(Listings of boxed layout items)

* START *

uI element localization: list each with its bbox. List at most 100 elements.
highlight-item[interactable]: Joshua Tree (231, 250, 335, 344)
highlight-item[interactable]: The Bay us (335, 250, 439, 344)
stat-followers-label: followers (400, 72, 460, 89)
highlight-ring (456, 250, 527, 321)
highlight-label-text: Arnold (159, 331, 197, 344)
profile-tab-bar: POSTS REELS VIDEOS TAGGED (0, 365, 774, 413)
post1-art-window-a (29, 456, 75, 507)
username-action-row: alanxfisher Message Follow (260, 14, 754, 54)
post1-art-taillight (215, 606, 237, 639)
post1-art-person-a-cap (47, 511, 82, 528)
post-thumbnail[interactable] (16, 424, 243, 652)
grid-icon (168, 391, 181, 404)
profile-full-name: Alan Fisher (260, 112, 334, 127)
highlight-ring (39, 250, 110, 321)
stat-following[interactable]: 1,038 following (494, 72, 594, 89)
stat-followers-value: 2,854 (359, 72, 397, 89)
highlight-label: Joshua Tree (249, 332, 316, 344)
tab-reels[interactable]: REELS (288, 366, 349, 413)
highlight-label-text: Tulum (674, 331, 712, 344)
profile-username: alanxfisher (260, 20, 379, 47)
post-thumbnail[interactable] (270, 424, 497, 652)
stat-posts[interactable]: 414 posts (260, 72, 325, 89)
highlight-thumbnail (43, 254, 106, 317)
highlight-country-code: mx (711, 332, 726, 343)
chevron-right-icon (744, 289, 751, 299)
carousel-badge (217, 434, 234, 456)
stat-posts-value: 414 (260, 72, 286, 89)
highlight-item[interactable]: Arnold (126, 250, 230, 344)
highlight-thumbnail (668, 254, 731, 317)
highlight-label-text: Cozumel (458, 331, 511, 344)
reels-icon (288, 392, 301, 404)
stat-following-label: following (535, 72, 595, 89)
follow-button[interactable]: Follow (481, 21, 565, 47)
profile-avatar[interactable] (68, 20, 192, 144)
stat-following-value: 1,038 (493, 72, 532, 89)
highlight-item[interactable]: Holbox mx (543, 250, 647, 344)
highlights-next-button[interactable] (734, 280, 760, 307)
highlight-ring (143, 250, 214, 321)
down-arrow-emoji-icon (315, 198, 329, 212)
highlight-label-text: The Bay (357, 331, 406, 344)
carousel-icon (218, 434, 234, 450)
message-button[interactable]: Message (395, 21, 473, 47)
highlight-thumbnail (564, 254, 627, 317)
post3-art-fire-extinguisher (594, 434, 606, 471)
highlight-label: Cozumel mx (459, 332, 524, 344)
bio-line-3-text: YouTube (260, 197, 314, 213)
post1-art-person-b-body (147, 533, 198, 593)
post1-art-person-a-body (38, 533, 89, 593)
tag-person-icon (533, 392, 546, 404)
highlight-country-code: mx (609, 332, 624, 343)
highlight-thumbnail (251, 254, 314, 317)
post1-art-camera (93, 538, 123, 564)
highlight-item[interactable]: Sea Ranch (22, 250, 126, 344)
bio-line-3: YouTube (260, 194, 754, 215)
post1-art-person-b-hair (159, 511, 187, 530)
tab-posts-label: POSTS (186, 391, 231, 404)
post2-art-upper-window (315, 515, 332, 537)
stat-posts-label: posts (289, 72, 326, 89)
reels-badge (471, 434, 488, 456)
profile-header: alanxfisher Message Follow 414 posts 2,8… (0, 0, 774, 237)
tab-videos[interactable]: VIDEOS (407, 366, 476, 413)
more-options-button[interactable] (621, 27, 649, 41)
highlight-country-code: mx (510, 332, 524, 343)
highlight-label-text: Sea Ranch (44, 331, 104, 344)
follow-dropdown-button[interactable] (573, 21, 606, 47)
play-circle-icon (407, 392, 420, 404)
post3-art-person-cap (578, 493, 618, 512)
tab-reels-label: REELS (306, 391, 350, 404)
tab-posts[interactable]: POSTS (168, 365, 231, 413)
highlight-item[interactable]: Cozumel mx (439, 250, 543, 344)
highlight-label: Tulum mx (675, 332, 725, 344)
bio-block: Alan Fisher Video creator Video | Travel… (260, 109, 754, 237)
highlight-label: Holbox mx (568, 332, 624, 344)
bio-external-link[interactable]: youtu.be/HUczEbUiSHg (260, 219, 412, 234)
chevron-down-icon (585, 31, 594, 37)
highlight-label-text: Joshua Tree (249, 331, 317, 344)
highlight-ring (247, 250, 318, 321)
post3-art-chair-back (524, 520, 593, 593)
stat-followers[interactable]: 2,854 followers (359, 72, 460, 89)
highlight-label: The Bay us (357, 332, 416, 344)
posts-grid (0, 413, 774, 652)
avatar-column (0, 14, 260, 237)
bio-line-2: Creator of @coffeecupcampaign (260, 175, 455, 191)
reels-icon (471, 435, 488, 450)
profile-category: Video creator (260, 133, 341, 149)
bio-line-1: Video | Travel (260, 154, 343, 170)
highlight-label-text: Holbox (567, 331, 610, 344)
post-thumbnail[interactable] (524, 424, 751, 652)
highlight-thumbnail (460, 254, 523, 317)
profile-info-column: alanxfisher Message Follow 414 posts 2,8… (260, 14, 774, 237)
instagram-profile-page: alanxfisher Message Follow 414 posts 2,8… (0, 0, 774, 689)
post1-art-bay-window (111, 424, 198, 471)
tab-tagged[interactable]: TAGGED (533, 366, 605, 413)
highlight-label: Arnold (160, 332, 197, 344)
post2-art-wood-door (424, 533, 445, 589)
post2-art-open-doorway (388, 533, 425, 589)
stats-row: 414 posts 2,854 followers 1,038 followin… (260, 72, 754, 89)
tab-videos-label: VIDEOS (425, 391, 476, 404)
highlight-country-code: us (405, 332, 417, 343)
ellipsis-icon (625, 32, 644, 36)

* END *

Swap every "highlight-ring" in the records for "story-ring" and reproduce all the lines with nothing else altered.

uI element localization: list each with its bbox. List at most 100 elements.
highlight-item[interactable]: Joshua Tree (231, 250, 335, 344)
highlight-item[interactable]: The Bay us (335, 250, 439, 344)
stat-followers-label: followers (400, 72, 460, 89)
story-ring (456, 250, 527, 321)
highlight-label-text: Arnold (159, 331, 197, 344)
profile-tab-bar: POSTS REELS VIDEOS TAGGED (0, 365, 774, 413)
post1-art-window-a (29, 456, 75, 507)
username-action-row: alanxfisher Message Follow (260, 14, 754, 54)
post1-art-taillight (215, 606, 237, 639)
post1-art-person-a-cap (47, 511, 82, 528)
post-thumbnail[interactable] (16, 424, 243, 652)
grid-icon (168, 391, 181, 404)
profile-full-name: Alan Fisher (260, 112, 334, 127)
story-ring (39, 250, 110, 321)
stat-following[interactable]: 1,038 following (494, 72, 594, 89)
stat-followers-value: 2,854 (359, 72, 397, 89)
highlight-label: Joshua Tree (249, 332, 316, 344)
tab-reels[interactable]: REELS (288, 366, 349, 413)
highlight-label-text: Tulum (674, 331, 712, 344)
profile-username: alanxfisher (260, 20, 379, 47)
post-thumbnail[interactable] (270, 424, 497, 652)
stat-posts[interactable]: 414 posts (260, 72, 325, 89)
highlight-thumbnail (43, 254, 106, 317)
highlight-country-code: mx (711, 332, 726, 343)
chevron-right-icon (744, 289, 751, 299)
carousel-badge (217, 434, 234, 456)
stat-posts-value: 414 (260, 72, 286, 89)
highlight-item[interactable]: Arnold (126, 250, 230, 344)
highlight-thumbnail (668, 254, 731, 317)
highlight-label-text: Cozumel (458, 331, 511, 344)
reels-icon (288, 392, 301, 404)
stat-following-label: following (535, 72, 595, 89)
follow-button[interactable]: Follow (481, 21, 565, 47)
profile-avatar[interactable] (68, 20, 192, 144)
stat-following-value: 1,038 (493, 72, 532, 89)
highlight-item[interactable]: Holbox mx (543, 250, 647, 344)
highlights-next-button[interactable] (734, 280, 760, 307)
story-ring (143, 250, 214, 321)
down-arrow-emoji-icon (315, 198, 329, 212)
highlight-label-text: The Bay (357, 331, 406, 344)
carousel-icon (218, 434, 234, 450)
message-button[interactable]: Message (395, 21, 473, 47)
highlight-thumbnail (564, 254, 627, 317)
post3-art-fire-extinguisher (594, 434, 606, 471)
highlight-label: Cozumel mx (459, 332, 524, 344)
bio-line-3-text: YouTube (260, 197, 314, 213)
post1-art-person-b-body (147, 533, 198, 593)
post1-art-person-a-body (38, 533, 89, 593)
tag-person-icon (533, 392, 546, 404)
highlight-country-code: mx (609, 332, 624, 343)
highlight-thumbnail (251, 254, 314, 317)
post1-art-camera (93, 538, 123, 564)
highlight-item[interactable]: Sea Ranch (22, 250, 126, 344)
bio-line-3: YouTube (260, 194, 754, 215)
post1-art-person-b-hair (159, 511, 187, 530)
tab-posts-label: POSTS (186, 391, 231, 404)
post2-art-upper-window (315, 515, 332, 537)
stat-posts-label: posts (289, 72, 326, 89)
reels-badge (471, 434, 488, 456)
profile-header: alanxfisher Message Follow 414 posts 2,8… (0, 0, 774, 237)
tab-videos[interactable]: VIDEOS (407, 366, 476, 413)
more-options-button[interactable] (621, 27, 649, 41)
highlight-country-code: mx (510, 332, 524, 343)
highlight-label-text: Sea Ranch (44, 331, 104, 344)
follow-dropdown-button[interactable] (573, 21, 606, 47)
play-circle-icon (407, 392, 420, 404)
post3-art-person-cap (578, 493, 618, 512)
tab-reels-label: REELS (306, 391, 350, 404)
tab-posts[interactable]: POSTS (168, 365, 231, 413)
highlight-item[interactable]: Cozumel mx (439, 250, 543, 344)
highlight-label: Tulum mx (675, 332, 725, 344)
bio-block: Alan Fisher Video creator Video | Travel… (260, 109, 754, 237)
highlight-label: Holbox mx (568, 332, 624, 344)
bio-external-link[interactable]: youtu.be/HUczEbUiSHg (260, 219, 412, 234)
chevron-down-icon (585, 31, 594, 37)
highlight-label-text: Joshua Tree (249, 331, 317, 344)
story-ring (247, 250, 318, 321)
post3-art-chair-back (524, 520, 593, 593)
stat-followers[interactable]: 2,854 followers (359, 72, 460, 89)
highlight-label: The Bay us (357, 332, 416, 344)
posts-grid (0, 413, 774, 652)
avatar-column (0, 14, 260, 237)
bio-line-2: Creator of @coffeecupcampaign (260, 175, 455, 191)
reels-icon (471, 435, 488, 450)
profile-category: Video creator (260, 133, 341, 149)
bio-line-1: Video | Travel (260, 154, 343, 170)
highlight-label-text: Holbox (567, 331, 610, 344)
post-thumbnail[interactable] (524, 424, 751, 652)
highlight-thumbnail (460, 254, 523, 317)
profile-info-column: alanxfisher Message Follow 414 posts 2,8… (260, 14, 774, 237)
instagram-profile-page: alanxfisher Message Follow 414 posts 2,8… (0, 0, 774, 689)
post1-art-bay-window (111, 424, 198, 471)
tab-tagged[interactable]: TAGGED (533, 366, 605, 413)
highlight-label: Arnold (160, 332, 197, 344)
post2-art-wood-door (424, 533, 445, 589)
post2-art-open-doorway (388, 533, 425, 589)
stats-row: 414 posts 2,854 followers 1,038 followin… (260, 72, 754, 89)
tab-videos-label: VIDEOS (425, 391, 476, 404)
highlight-country-code: us (405, 332, 417, 343)
ellipsis-icon (625, 32, 644, 36)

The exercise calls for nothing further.